◆ INPUT MATERIAL ◆
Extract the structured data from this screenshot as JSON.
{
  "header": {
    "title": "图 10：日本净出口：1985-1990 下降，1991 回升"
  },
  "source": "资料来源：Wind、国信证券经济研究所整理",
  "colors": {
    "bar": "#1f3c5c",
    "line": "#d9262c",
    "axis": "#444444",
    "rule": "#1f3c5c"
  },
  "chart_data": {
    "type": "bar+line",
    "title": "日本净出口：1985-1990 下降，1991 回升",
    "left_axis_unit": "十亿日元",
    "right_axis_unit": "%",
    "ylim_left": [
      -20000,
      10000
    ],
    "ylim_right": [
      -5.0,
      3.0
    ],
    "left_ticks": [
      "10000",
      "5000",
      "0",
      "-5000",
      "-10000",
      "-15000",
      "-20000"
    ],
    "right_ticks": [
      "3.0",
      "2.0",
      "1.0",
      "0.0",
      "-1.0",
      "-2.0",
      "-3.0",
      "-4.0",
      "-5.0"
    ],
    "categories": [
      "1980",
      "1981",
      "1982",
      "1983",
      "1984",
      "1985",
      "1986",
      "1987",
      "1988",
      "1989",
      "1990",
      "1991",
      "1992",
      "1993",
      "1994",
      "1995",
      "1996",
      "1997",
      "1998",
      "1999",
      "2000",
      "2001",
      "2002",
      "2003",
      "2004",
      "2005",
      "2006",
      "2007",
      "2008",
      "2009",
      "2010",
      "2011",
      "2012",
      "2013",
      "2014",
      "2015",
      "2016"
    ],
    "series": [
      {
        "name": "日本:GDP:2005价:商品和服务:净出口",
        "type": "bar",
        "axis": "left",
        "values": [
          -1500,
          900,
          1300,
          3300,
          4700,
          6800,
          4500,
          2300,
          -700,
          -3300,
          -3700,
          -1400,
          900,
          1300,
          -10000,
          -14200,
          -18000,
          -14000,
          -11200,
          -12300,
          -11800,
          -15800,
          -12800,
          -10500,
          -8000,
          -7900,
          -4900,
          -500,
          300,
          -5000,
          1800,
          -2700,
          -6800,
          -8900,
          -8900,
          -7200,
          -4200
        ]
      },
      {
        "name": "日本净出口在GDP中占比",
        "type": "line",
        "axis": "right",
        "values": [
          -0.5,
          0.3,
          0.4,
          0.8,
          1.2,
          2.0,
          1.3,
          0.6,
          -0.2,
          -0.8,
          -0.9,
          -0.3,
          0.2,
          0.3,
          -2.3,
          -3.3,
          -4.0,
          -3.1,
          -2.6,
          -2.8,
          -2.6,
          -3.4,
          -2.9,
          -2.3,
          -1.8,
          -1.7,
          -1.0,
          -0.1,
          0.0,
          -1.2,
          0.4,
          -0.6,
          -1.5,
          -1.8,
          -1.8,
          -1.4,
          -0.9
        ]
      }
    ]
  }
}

◆ TASK PROMPT ◆
Please output every record, keeping each line exact.

◆ FINISHED EXERCISE ◆
Extract the structured data from this screenshot as JSON.
{
  "header": {
    "title": "图 10：日本净出口：1985-1990 下降，1991 回升"
  },
  "source": "资料来源：Wind、国信证券经济研究所整理",
  "colors": {
    "bar": "#1f3c5c",
    "line": "#d9262c",
    "axis": "#444444",
    "rule": "#1f3c5c"
  },
  "chart_data": {
    "type": "bar+line",
    "title": "日本净出口：1985-1990 下降，1991 回升",
    "left_axis_unit": "十亿日元",
    "right_axis_unit": "%",
    "ylim_left": [
      -20000,
      10000
    ],
    "ylim_right": [
      -5.0,
      3.0
    ],
    "left_ticks": [
      "10000",
      "5000",
      "0",
      "-5000",
      "-10000",
      "-15000",
      "-20000"
    ],
    "right_ticks": [
      "3.0",
      "2.0",
      "1.0",
      "0.0",
      "-1.0",
      "-2.0",
      "-3.0",
      "-4.0",
      "-5.0"
    ],
    "categories": [
      "1980",
      "1981",
      "1982",
      "1983",
      "1984",
      "1985",
      "1986",
      "1987",
      "1988",
      "1989",
      "1990",
      "1991",
      "1992",
      "1993",
      "1994",
      "1995",
      "1996",
      "1997",
      "1998",
      "1999",
      "2000",
      "2001",
      "2002",
      "2003",
      "2004",
      "2005",
      "2006",
      "2007",
      "2008",
      "2009",
      "2010",
      "2011",
      "2012",
      "2013",
      "2014",
      "2015",
      "2016"
    ],
    "series": [
      {
        "name": "日本:GDP:2005价:商品和服务:净出口",
        "type": "bar",
        "axis": "left",
        "values": [
          -1500,
          900,
          1300,
          3300,
          4700,
          6800,
          4500,
          2300,
          -700,
          -3300,
          -3700,
          -1400,
          900,
          1300,
          -10000,
          -14200,
          -18000,
          -14000,
          -11200,
          -12300,
          -11800,
          -15800,
          -12800,
          -10500,
          -8000,
          -7900,
          -4900,
          -500,
          300,
          -5000,
          1800,
          -2700,
          -6800,
          -8900,
          -8900,
          -7200,
          -4200
        ]
      },
      {
        "name": "日本净出口在GDP中占比",
        "type": "line",
        "axis": "right",
        "values": [
          -0.5,
          0.3,
          0.4,
          0.8,
          1.2,
          2.0,
          1.3,
          0.6,
          -0.2,
          -0.8,
          -0.9,
          -0.3,
          0.2,
          0.3,
          -2.3,
          -3.3,
          -4.0,
          -3.1,
          -2.6,
          -2.8,
          -2.6,
          -3.4,
          -2.9,
          -2.3,
          -1.8,
          -1.7,
          -1.0,
          -0.1,
          0.0,
          -1.2,
          0.4,
          -0.6,
          -1.5,
          -1.8,
          -1.8,
          -1.4,
          -0.9
        ]
      }
    ]
  }
}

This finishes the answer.